# Provided passage
— Begin —

Friday, February 29, 2008

More things I learned about signing

I noticed that when a signer signs and a interpretor translates in English, the speed of the conversation is as fast.

There was a comparison in the complexity of the use of gestures and signs. It turns out that mother tongue signers use the most of either. In many ways it does not surprise because I understood that sign languages become more complex with a succession of generations of people signing. What I would expect that it is particularly this group that has the biggest influence on the development of sign language.

Gesturing is considered a sign of engagement in the story ie it is done more when this is the case. Particularly for speaking people.

WOW a presentation in ASL.. so I am listening to the interpretor :) So we have a presenter signing in ASL, the ASL interpretor translating in English and a interpretor translating the English into German Sign Language. And it is really funny; the speaker was asked to pause when a specific sign is used as an example as fort the German interpretor the sign is to be identified in order to present it in the translation. One of the Americans started to isolate the signs and it was picked up by the second German interpretor and passed to translating interpretor . The applause was unexpected... everyone started to wave ... WONDERFULL ... in the discussion there is the synchonisity because signers can speak at the same time ... the interpretors cannot do this as well as sounds really clash ... the applause was something else; everyone waving their hands over their head :)

For people that are familiar with SignWriting, I met Mieke van Herreweghe.. I discussed if a Wiki would be of use in educaton is Flemish Sign Language.. It is certainly great to extend the number of available tools :)

For me to be at this conference is truly a privilege, I talked with several people about what my interest is; the realisation of a Wikipedia for American Sign Language. What several people tell me is that it will be primarily relevant for children as it is hard for people that sign to learn to read and write their sign language. So as so often, some see this chicken and egg problem; are there enough people for a Wikipedia ... For a change, I would argue that it is time for an omelette. Have a Wikipedia and allow it to grow slowly and use its momentum also to grow the written expression of sign languages.

— End —

# Aim
Reproduce word for word the part of the post on signing above, starting with "There was a" and going on through "of sign language.".

# Listing
— Begin —

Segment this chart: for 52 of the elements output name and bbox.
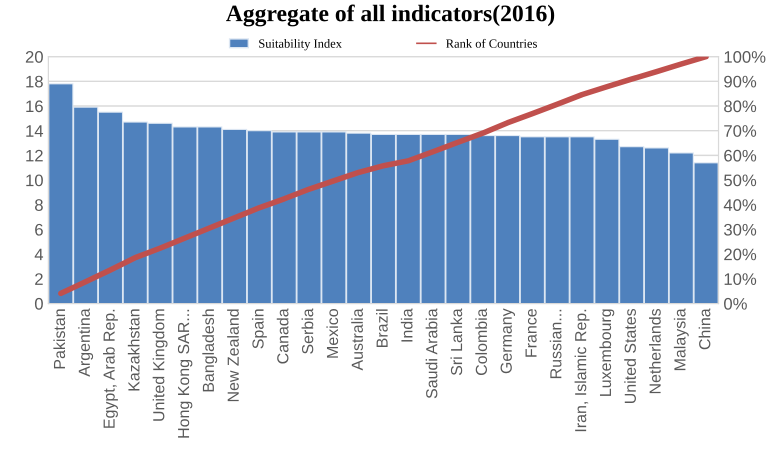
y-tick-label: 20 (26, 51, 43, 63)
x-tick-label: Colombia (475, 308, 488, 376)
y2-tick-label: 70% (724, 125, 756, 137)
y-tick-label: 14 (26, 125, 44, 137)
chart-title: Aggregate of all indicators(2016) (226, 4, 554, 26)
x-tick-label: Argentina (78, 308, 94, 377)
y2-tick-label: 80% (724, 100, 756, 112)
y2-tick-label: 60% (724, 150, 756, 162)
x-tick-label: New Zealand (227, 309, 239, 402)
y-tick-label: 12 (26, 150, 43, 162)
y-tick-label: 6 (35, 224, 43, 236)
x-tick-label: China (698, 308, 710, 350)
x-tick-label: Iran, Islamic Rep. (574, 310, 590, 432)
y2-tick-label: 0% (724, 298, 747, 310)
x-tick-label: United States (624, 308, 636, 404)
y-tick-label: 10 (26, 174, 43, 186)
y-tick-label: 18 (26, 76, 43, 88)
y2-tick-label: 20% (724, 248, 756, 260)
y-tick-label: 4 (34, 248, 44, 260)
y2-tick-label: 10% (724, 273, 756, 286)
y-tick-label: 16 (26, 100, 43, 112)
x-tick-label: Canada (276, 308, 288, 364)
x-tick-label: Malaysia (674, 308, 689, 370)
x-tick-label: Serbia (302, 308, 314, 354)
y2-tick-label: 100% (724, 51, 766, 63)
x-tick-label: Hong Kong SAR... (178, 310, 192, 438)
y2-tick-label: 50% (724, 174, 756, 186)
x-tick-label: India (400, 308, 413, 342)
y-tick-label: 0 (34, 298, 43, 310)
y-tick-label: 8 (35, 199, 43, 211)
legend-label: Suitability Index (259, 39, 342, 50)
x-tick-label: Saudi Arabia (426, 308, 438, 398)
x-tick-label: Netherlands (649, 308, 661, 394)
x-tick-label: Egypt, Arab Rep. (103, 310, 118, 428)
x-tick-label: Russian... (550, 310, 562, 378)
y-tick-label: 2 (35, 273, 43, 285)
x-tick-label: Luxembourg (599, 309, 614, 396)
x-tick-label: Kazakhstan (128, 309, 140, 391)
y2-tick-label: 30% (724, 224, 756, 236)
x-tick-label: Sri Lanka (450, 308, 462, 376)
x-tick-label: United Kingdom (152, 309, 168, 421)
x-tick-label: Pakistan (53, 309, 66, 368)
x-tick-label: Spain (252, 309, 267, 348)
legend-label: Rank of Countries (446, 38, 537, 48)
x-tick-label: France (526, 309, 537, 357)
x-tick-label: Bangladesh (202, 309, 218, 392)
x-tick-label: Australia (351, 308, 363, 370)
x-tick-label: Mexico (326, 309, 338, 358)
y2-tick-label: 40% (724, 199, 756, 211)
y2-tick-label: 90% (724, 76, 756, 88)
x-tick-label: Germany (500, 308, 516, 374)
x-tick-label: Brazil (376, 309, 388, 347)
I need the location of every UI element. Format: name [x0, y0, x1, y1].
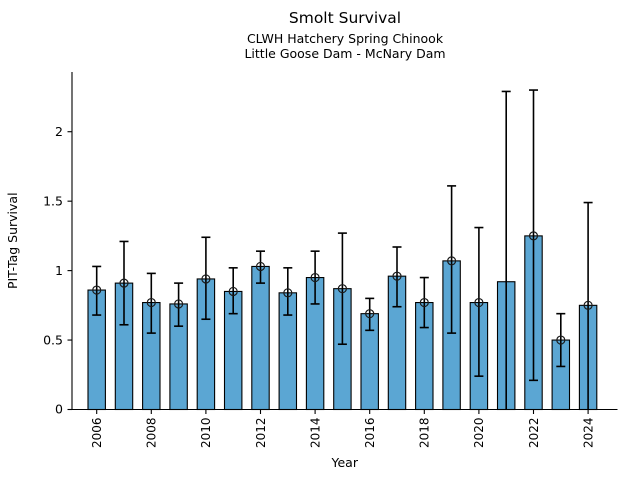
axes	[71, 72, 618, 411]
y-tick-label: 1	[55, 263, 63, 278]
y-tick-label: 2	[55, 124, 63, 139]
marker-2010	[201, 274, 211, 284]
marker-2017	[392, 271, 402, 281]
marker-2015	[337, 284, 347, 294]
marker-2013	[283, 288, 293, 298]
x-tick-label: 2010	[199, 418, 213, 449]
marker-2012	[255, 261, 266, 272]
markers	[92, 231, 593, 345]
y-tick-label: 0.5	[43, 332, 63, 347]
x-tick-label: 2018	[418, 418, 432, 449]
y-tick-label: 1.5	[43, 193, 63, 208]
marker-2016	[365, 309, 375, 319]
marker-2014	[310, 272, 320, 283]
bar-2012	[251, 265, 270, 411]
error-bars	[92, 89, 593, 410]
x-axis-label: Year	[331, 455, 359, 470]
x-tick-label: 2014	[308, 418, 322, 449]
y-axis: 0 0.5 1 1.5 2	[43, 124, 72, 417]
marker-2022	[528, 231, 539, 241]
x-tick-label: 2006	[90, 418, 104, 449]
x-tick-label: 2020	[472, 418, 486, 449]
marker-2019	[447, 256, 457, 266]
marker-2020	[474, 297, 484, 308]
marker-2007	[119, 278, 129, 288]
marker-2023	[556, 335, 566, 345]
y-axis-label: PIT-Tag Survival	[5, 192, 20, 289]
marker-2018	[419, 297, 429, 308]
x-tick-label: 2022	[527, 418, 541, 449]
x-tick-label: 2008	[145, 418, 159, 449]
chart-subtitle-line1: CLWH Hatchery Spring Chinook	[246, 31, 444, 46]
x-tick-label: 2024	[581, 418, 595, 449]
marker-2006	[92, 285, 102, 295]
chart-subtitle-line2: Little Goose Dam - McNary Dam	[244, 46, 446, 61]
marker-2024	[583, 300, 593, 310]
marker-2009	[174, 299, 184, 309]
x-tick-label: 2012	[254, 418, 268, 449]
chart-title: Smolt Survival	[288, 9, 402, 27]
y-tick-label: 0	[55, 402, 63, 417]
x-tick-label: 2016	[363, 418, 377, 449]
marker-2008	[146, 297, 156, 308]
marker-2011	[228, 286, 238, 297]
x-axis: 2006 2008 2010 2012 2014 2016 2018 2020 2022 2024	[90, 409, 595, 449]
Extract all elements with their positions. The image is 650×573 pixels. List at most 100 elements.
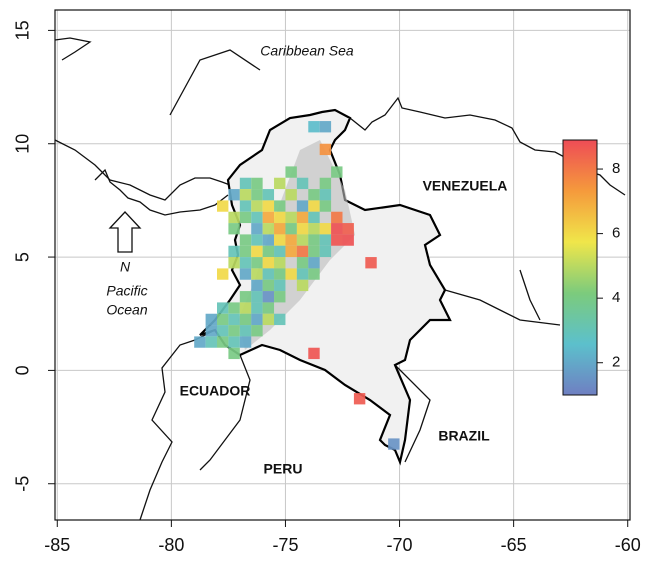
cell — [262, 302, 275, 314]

— End —

# Task output
There was a comparison in the complexity of the use of gestures and signs. It turns out that mother tongue signers use the most of either. In many ways it does not surprise because I understood that sign languages become more complex with a succession of generations of people signing. What I would expect that it is particularly this group that has the biggest influence on the development of sign language.